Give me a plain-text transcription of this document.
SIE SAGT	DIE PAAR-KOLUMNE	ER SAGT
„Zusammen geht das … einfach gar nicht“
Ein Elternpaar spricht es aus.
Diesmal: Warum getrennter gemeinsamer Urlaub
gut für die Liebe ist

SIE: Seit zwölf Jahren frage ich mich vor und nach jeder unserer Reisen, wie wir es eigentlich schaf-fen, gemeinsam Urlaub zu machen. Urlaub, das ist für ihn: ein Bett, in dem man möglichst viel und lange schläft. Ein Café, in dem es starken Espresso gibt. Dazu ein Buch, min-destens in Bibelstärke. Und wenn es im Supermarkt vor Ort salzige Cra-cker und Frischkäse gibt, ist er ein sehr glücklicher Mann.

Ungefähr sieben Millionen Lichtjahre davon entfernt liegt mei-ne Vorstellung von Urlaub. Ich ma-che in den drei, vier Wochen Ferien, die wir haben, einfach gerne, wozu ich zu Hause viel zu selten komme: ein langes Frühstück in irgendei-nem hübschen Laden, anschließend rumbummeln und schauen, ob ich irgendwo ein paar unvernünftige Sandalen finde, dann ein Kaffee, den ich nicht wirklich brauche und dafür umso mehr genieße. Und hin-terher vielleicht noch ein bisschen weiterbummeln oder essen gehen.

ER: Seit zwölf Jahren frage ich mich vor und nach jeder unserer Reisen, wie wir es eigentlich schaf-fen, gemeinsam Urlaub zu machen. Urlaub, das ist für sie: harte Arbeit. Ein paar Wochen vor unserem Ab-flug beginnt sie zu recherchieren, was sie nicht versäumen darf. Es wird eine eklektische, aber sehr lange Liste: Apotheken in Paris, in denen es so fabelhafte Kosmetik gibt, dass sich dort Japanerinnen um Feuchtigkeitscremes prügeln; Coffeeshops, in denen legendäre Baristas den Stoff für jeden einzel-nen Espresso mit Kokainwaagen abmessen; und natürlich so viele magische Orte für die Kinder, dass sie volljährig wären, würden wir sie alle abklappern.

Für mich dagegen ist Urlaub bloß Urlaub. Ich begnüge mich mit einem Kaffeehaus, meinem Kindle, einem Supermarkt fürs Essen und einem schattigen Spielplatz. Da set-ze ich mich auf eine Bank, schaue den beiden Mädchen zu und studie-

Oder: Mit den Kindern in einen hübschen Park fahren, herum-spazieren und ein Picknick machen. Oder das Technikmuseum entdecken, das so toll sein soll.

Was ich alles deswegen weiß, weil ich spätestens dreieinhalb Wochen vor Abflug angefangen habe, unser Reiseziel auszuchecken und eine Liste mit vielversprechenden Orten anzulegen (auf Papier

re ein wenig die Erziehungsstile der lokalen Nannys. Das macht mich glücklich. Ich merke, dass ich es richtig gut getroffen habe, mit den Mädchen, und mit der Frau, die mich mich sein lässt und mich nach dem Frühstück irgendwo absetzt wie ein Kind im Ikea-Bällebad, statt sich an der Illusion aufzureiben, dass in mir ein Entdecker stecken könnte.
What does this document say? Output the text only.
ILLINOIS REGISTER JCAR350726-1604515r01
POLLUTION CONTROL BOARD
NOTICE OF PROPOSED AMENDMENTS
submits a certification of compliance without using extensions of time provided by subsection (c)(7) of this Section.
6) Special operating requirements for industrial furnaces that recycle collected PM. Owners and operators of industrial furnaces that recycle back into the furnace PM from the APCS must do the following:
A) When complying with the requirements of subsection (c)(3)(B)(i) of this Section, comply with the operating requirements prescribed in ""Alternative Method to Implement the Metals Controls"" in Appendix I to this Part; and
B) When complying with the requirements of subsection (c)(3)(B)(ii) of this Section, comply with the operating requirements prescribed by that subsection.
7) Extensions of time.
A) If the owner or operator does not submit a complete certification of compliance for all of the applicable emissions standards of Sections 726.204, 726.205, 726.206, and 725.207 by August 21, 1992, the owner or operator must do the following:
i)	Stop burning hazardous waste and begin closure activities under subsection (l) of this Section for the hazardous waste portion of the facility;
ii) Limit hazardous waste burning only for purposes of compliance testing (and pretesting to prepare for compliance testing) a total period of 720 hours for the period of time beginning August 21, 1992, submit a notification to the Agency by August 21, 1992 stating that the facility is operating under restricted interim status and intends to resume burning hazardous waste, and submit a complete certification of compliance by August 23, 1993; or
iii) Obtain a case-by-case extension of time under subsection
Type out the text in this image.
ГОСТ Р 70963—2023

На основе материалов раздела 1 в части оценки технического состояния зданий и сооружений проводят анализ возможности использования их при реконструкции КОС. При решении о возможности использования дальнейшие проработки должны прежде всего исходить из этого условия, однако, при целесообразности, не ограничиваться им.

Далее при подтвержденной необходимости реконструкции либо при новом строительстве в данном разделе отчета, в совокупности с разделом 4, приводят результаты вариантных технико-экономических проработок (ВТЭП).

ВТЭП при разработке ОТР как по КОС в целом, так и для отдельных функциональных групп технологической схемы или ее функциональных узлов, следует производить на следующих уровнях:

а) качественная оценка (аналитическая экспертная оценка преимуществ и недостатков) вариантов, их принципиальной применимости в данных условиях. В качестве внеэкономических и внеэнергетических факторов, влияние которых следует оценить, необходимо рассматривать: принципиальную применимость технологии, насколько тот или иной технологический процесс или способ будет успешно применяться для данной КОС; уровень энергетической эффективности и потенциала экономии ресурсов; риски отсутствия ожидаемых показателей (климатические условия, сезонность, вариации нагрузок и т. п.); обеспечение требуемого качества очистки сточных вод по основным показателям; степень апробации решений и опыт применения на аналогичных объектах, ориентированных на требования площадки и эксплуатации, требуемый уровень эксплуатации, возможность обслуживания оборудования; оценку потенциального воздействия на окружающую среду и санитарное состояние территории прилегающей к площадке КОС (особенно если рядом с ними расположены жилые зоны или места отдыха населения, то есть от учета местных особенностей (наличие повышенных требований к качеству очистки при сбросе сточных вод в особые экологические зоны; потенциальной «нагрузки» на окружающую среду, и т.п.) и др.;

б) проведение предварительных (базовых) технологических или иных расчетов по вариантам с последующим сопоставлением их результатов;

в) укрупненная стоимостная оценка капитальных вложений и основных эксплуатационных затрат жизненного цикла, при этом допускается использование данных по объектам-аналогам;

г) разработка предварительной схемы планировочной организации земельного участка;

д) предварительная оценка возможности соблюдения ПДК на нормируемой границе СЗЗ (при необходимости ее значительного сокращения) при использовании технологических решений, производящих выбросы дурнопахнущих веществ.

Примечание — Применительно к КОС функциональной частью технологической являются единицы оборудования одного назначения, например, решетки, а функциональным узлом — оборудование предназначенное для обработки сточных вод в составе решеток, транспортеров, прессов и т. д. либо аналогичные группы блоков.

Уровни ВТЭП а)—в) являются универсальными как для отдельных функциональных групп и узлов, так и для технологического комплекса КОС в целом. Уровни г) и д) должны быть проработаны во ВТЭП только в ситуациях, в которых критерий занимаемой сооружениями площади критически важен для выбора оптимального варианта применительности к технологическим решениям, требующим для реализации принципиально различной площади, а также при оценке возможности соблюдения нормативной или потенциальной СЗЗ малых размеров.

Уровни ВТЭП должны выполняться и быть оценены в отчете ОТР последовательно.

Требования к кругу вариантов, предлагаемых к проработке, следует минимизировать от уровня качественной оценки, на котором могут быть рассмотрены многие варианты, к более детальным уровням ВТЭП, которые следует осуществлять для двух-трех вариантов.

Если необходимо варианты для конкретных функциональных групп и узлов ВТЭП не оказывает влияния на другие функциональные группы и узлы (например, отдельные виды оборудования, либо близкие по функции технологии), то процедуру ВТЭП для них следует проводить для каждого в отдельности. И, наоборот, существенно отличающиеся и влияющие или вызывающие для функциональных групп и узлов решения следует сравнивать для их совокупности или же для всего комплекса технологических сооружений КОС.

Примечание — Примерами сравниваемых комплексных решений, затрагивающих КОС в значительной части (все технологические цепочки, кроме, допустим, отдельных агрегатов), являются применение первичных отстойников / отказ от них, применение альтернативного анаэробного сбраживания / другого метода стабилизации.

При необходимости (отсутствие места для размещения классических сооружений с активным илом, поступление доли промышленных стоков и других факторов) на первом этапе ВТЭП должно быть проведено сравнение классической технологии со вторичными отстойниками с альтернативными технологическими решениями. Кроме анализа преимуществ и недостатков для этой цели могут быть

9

============================================================

Copy out all lines where the word "реконструкции" appears.

(Response to the task):
На основе материалов раздела 1 в части оценки технического состояния зданий и сооружений проводят анализ возможности использования их при реконструкции КОС. При решении о возможности использования дальнейшие проработки должны прежде всего исходить из этого условия, однако, при целесообразности, не ограничиваться им.
Далее при подтвержденной необходимости реконструкции либо при новом строительстве в данном разделе отчета, в совокупности с разделом 4, приводят результаты вариантных технико-экономических проработок (ВТЭП).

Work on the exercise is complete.